Repeat the records verbatim and leave the pictures out of your copy.

> _RECORDS PROVIDED_
※ ※ ※

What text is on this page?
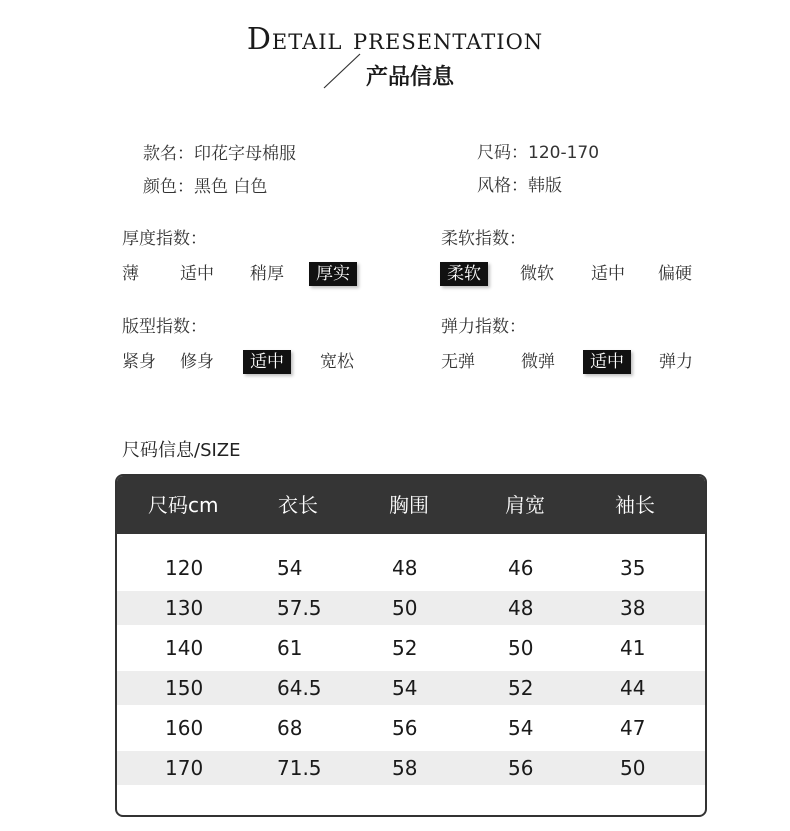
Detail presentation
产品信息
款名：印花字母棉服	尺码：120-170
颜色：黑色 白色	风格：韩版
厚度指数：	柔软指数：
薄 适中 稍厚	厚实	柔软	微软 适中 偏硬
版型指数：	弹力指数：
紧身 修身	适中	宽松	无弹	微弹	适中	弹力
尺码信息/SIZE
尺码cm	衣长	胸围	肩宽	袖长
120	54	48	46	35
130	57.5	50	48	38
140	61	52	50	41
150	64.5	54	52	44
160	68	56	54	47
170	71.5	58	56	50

※ ※ ※

> _SOLVED EXERCISE_
What text is on this page?
Detail presentation
产品信息
款名：印花字母棉服	尺码：120-170
颜色：黑色 白色	风格：韩版
厚度指数：	柔软指数：
薄 适中 稍厚	厚实	柔软	微软 适中 偏硬
版型指数：	弹力指数：
紧身 修身	适中	宽松	无弹	微弹	适中	弹力
尺码信息/SIZE
尺码cm	衣长	胸围	肩宽	袖长
120	54	48	46	35
130	57.5	50	48	38
140	61	52	50	41
150	64.5	54	52	44
160	68	56	54	47
170	71.5	58	56	50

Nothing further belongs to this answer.